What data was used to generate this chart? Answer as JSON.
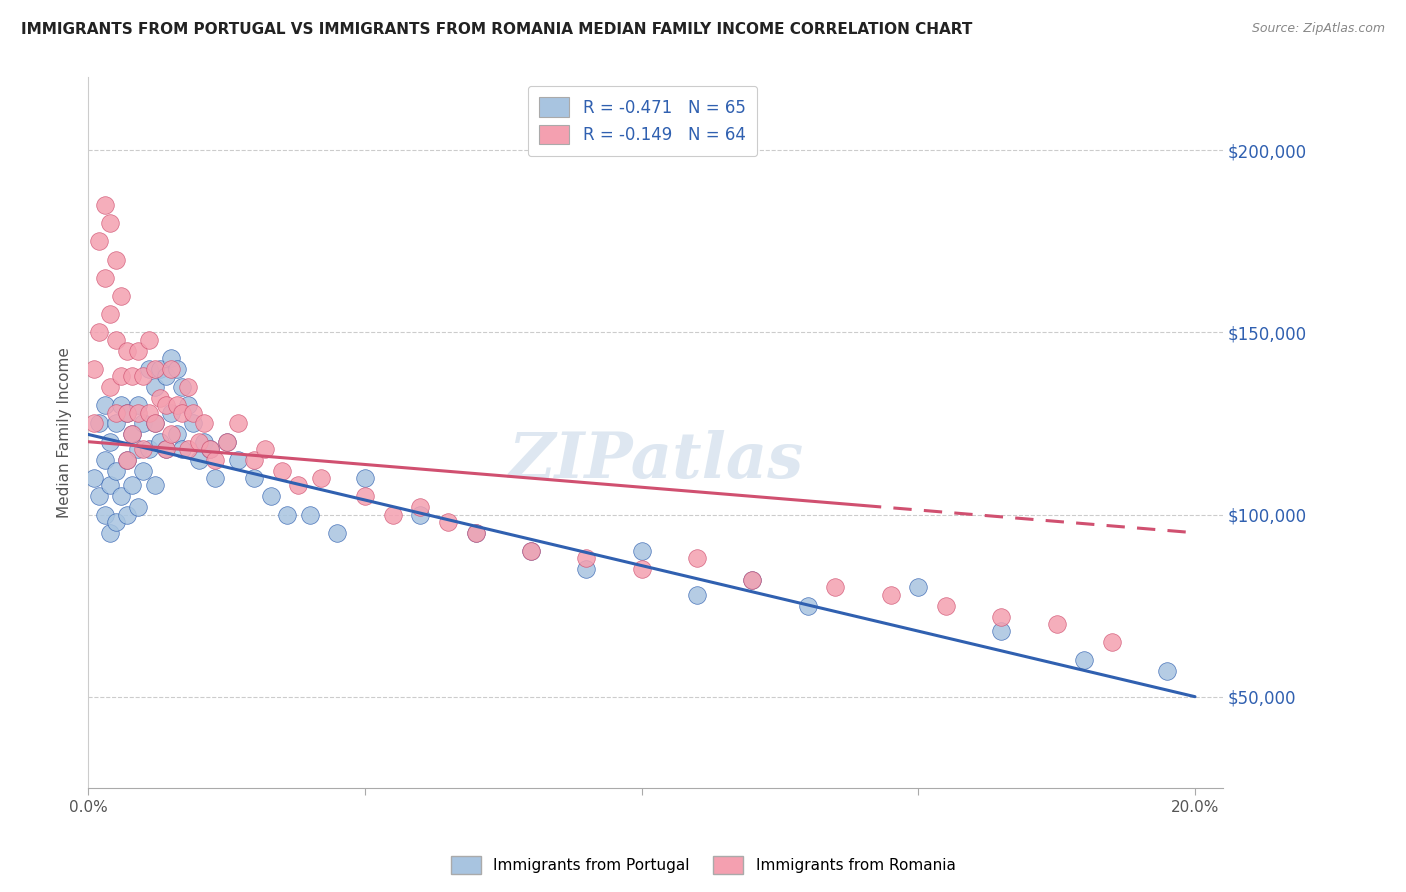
{
  "title": "IMMIGRANTS FROM PORTUGAL VS IMMIGRANTS FROM ROMANIA MEDIAN FAMILY INCOME CORRELATION CHART",
  "source": "Source: ZipAtlas.com",
  "ylabel": "Median Family Income",
  "yticks": [
    50000,
    100000,
    150000,
    200000
  ],
  "ytick_labels": [
    "$50,000",
    "$100,000",
    "$150,000",
    "$200,000"
  ],
  "xlim": [
    0.0,
    0.205
  ],
  "ylim": [
    25000,
    220000
  ],
  "legend_r_portugal": "R = -0.471",
  "legend_n_portugal": "N = 65",
  "legend_r_romania": "R = -0.149",
  "legend_n_romania": "N = 64",
  "color_portugal": "#a8c4e0",
  "color_romania": "#f4a0b0",
  "line_color_portugal": "#3060b0",
  "line_color_romania": "#d05070",
  "watermark": "ZIPatlas",
  "portugal_line_x0": 0.0,
  "portugal_line_y0": 122000,
  "portugal_line_x1": 0.2,
  "portugal_line_y1": 50000,
  "romania_line_x0": 0.0,
  "romania_line_y0": 120000,
  "romania_line_x1": 0.2,
  "romania_line_y1": 95000,
  "romania_line_solid_end": 0.14,
  "portugal_x": [
    0.001,
    0.002,
    0.002,
    0.003,
    0.003,
    0.003,
    0.004,
    0.004,
    0.004,
    0.005,
    0.005,
    0.005,
    0.006,
    0.006,
    0.007,
    0.007,
    0.007,
    0.008,
    0.008,
    0.009,
    0.009,
    0.009,
    0.01,
    0.01,
    0.011,
    0.011,
    0.012,
    0.012,
    0.012,
    0.013,
    0.013,
    0.014,
    0.014,
    0.015,
    0.015,
    0.016,
    0.016,
    0.017,
    0.017,
    0.018,
    0.019,
    0.02,
    0.021,
    0.022,
    0.023,
    0.025,
    0.027,
    0.03,
    0.033,
    0.036,
    0.04,
    0.045,
    0.05,
    0.06,
    0.07,
    0.08,
    0.09,
    0.1,
    0.11,
    0.12,
    0.13,
    0.15,
    0.165,
    0.18,
    0.195
  ],
  "portugal_y": [
    110000,
    125000,
    105000,
    130000,
    115000,
    100000,
    120000,
    108000,
    95000,
    125000,
    112000,
    98000,
    130000,
    105000,
    128000,
    115000,
    100000,
    122000,
    108000,
    130000,
    118000,
    102000,
    125000,
    112000,
    140000,
    118000,
    135000,
    125000,
    108000,
    140000,
    120000,
    138000,
    118000,
    143000,
    128000,
    140000,
    122000,
    135000,
    118000,
    130000,
    125000,
    115000,
    120000,
    118000,
    110000,
    120000,
    115000,
    110000,
    105000,
    100000,
    100000,
    95000,
    110000,
    100000,
    95000,
    90000,
    85000,
    90000,
    78000,
    82000,
    75000,
    80000,
    68000,
    60000,
    57000
  ],
  "romania_x": [
    0.001,
    0.001,
    0.002,
    0.002,
    0.003,
    0.003,
    0.004,
    0.004,
    0.004,
    0.005,
    0.005,
    0.005,
    0.006,
    0.006,
    0.007,
    0.007,
    0.007,
    0.008,
    0.008,
    0.009,
    0.009,
    0.01,
    0.01,
    0.011,
    0.011,
    0.012,
    0.012,
    0.013,
    0.014,
    0.014,
    0.015,
    0.015,
    0.016,
    0.017,
    0.018,
    0.018,
    0.019,
    0.02,
    0.021,
    0.022,
    0.023,
    0.025,
    0.027,
    0.03,
    0.032,
    0.035,
    0.038,
    0.042,
    0.05,
    0.055,
    0.06,
    0.065,
    0.07,
    0.08,
    0.09,
    0.1,
    0.11,
    0.12,
    0.135,
    0.145,
    0.155,
    0.165,
    0.175,
    0.185
  ],
  "romania_y": [
    140000,
    125000,
    175000,
    150000,
    185000,
    165000,
    180000,
    155000,
    135000,
    170000,
    148000,
    128000,
    160000,
    138000,
    145000,
    128000,
    115000,
    138000,
    122000,
    145000,
    128000,
    138000,
    118000,
    148000,
    128000,
    140000,
    125000,
    132000,
    130000,
    118000,
    140000,
    122000,
    130000,
    128000,
    135000,
    118000,
    128000,
    120000,
    125000,
    118000,
    115000,
    120000,
    125000,
    115000,
    118000,
    112000,
    108000,
    110000,
    105000,
    100000,
    102000,
    98000,
    95000,
    90000,
    88000,
    85000,
    88000,
    82000,
    80000,
    78000,
    75000,
    72000,
    70000,
    65000
  ]
}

------------

> **Task description**: Retype the whole listing exactly and leave the pictures out.

> **Result of the task**:
What data was used to generate this chart? Answer as JSON.
{
  "title": "IMMIGRANTS FROM PORTUGAL VS IMMIGRANTS FROM ROMANIA MEDIAN FAMILY INCOME CORRELATION CHART",
  "source": "Source: ZipAtlas.com",
  "ylabel": "Median Family Income",
  "yticks": [
    50000,
    100000,
    150000,
    200000
  ],
  "ytick_labels": [
    "$50,000",
    "$100,000",
    "$150,000",
    "$200,000"
  ],
  "xlim": [
    0.0,
    0.205
  ],
  "ylim": [
    25000,
    220000
  ],
  "legend_r_portugal": "R = -0.471",
  "legend_n_portugal": "N = 65",
  "legend_r_romania": "R = -0.149",
  "legend_n_romania": "N = 64",
  "color_portugal": "#a8c4e0",
  "color_romania": "#f4a0b0",
  "line_color_portugal": "#3060b0",
  "line_color_romania": "#d05070",
  "watermark": "ZIPatlas",
  "portugal_line_x0": 0.0,
  "portugal_line_y0": 122000,
  "portugal_line_x1": 0.2,
  "portugal_line_y1": 50000,
  "romania_line_x0": 0.0,
  "romania_line_y0": 120000,
  "romania_line_x1": 0.2,
  "romania_line_y1": 95000,
  "romania_line_solid_end": 0.14,
  "portugal_x": [
    0.001,
    0.002,
    0.002,
    0.003,
    0.003,
    0.003,
    0.004,
    0.004,
    0.004,
    0.005,
    0.005,
    0.005,
    0.006,
    0.006,
    0.007,
    0.007,
    0.007,
    0.008,
    0.008,
    0.009,
    0.009,
    0.009,
    0.01,
    0.01,
    0.011,
    0.011,
    0.012,
    0.012,
    0.012,
    0.013,
    0.013,
    0.014,
    0.014,
    0.015,
    0.015,
    0.016,
    0.016,
    0.017,
    0.017,
    0.018,
    0.019,
    0.02,
    0.021,
    0.022,
    0.023,
    0.025,
    0.027,
    0.03,
    0.033,
    0.036,
    0.04,
    0.045,
    0.05,
    0.06,
    0.07,
    0.08,
    0.09,
    0.1,
    0.11,
    0.12,
    0.13,
    0.15,
    0.165,
    0.18,
    0.195
  ],
  "portugal_y": [
    110000,
    125000,
    105000,
    130000,
    115000,
    100000,
    120000,
    108000,
    95000,
    125000,
    112000,
    98000,
    130000,
    105000,
    128000,
    115000,
    100000,
    122000,
    108000,
    130000,
    118000,
    102000,
    125000,
    112000,
    140000,
    118000,
    135000,
    125000,
    108000,
    140000,
    120000,
    138000,
    118000,
    143000,
    128000,
    140000,
    122000,
    135000,
    118000,
    130000,
    125000,
    115000,
    120000,
    118000,
    110000,
    120000,
    115000,
    110000,
    105000,
    100000,
    100000,
    95000,
    110000,
    100000,
    95000,
    90000,
    85000,
    90000,
    78000,
    82000,
    75000,
    80000,
    68000,
    60000,
    57000
  ],
  "romania_x": [
    0.001,
    0.001,
    0.002,
    0.002,
    0.003,
    0.003,
    0.004,
    0.004,
    0.004,
    0.005,
    0.005,
    0.005,
    0.006,
    0.006,
    0.007,
    0.007,
    0.007,
    0.008,
    0.008,
    0.009,
    0.009,
    0.01,
    0.01,
    0.011,
    0.011,
    0.012,
    0.012,
    0.013,
    0.014,
    0.014,
    0.015,
    0.015,
    0.016,
    0.017,
    0.018,
    0.018,
    0.019,
    0.02,
    0.021,
    0.022,
    0.023,
    0.025,
    0.027,
    0.03,
    0.032,
    0.035,
    0.038,
    0.042,
    0.05,
    0.055,
    0.06,
    0.065,
    0.07,
    0.08,
    0.09,
    0.1,
    0.11,
    0.12,
    0.135,
    0.145,
    0.155,
    0.165,
    0.175,
    0.185
  ],
  "romania_y": [
    140000,
    125000,
    175000,
    150000,
    185000,
    165000,
    180000,
    155000,
    135000,
    170000,
    148000,
    128000,
    160000,
    138000,
    145000,
    128000,
    115000,
    138000,
    122000,
    145000,
    128000,
    138000,
    118000,
    148000,
    128000,
    140000,
    125000,
    132000,
    130000,
    118000,
    140000,
    122000,
    130000,
    128000,
    135000,
    118000,
    128000,
    120000,
    125000,
    118000,
    115000,
    120000,
    125000,
    115000,
    118000,
    112000,
    108000,
    110000,
    105000,
    100000,
    102000,
    98000,
    95000,
    90000,
    88000,
    85000,
    88000,
    82000,
    80000,
    78000,
    75000,
    72000,
    70000,
    65000
  ]
}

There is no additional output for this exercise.